ASM: John, ich muss sagen, dass ich wegen dieses Interviews mit Ihnen nervöser bin als bei meinem ersten Vorspielen für Herbert von Karajan! Unsere Zusammenarbeit ist eine solche Ehre für mich. Ich bin Ihrer Arbeit zuerst 1978 begegnet, als ich Krieg der Sterne sah. Solch überwältigende Musik, sie öffnete mir eine neue Dimension. Ihre Musik wurde Teil meines Lebens, aber niemals hätte ich gedacht, dass sich unsere Wege einmal kreuzen würden.

JW: Wie, wann und warum kamen Sie auf die Idee zu Across the Stars?

ASM: Vielleicht erinnern Sie sich, wir haben uns vor ungefähr acht Jahren persönlich kennengelernt, und ich fragte Sie damals, ob Sie nicht ein kurzes Stück für mich schreiben könnten. Sie komponierten dann Markings, das ich vor ein paar Jahren in Tanglewood zur Uraufführung brachte.

-*-*-

● **Ihre Aufgabe**
Kopieren Sie aus dem Interviewauszug wortgetreu die Passage, die mit den Worten „ASM: John, ich“ einsetzt und mit „einmal kreuzen würden.“ endet.

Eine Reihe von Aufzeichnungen
-*-*-

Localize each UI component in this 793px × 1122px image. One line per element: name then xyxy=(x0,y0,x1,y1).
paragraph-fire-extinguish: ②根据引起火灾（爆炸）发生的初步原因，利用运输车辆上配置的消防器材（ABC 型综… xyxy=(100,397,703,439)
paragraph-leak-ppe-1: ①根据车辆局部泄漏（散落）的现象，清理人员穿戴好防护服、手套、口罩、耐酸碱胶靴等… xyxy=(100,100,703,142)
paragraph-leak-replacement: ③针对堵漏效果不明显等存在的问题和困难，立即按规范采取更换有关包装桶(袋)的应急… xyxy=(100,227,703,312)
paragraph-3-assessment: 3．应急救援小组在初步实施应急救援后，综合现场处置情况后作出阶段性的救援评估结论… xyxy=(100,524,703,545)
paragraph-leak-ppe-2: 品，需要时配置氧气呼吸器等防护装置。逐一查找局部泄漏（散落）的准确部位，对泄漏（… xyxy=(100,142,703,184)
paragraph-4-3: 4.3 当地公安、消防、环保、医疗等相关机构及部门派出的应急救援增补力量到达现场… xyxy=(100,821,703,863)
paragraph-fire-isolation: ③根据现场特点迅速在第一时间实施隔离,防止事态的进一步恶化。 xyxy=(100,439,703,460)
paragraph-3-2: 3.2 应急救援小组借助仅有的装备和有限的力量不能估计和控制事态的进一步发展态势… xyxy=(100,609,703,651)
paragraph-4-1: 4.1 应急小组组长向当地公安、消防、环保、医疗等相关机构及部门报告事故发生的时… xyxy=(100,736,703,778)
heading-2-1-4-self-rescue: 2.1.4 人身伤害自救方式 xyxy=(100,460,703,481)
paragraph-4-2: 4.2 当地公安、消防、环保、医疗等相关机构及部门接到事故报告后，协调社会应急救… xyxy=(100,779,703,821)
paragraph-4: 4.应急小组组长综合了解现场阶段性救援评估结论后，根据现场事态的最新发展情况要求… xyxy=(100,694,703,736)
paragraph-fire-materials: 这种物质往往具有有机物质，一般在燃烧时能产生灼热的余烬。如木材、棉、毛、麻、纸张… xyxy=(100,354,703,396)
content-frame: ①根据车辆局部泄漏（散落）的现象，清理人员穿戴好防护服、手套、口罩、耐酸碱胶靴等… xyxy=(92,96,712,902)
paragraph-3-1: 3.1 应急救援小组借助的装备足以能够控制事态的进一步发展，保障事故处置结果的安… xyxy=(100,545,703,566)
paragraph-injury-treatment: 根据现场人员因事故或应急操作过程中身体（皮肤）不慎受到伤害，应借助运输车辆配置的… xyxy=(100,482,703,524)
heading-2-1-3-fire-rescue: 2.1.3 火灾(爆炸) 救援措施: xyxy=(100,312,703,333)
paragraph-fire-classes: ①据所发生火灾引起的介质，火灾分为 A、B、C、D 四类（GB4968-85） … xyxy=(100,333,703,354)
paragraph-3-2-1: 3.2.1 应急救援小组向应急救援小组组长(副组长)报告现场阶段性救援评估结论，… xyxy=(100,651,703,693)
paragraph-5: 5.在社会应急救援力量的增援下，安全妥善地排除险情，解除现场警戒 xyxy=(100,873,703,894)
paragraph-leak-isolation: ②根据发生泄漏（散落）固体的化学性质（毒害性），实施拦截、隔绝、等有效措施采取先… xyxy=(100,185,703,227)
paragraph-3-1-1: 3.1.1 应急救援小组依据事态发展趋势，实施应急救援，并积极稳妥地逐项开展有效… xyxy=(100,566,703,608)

-*-*-

● **Lösung**
ASM: John, ich muss sagen, dass ich wegen dieses Interviews mit Ihnen nervöser bin als bei meinem ersten Vorspielen für Herbert von Karajan! Unsere Zusammenarbeit ist eine solche Ehre für mich. Ich bin Ihrer Arbeit zuerst 1978 begegnet, als ich Krieg der Sterne sah. Solch überwältigende Musik, sie öffnete mir eine neue Dimension. Ihre Musik wurde Teil meines Lebens, aber niemals hätte ich gedacht, dass sich unsere Wege einmal kreuzen würden.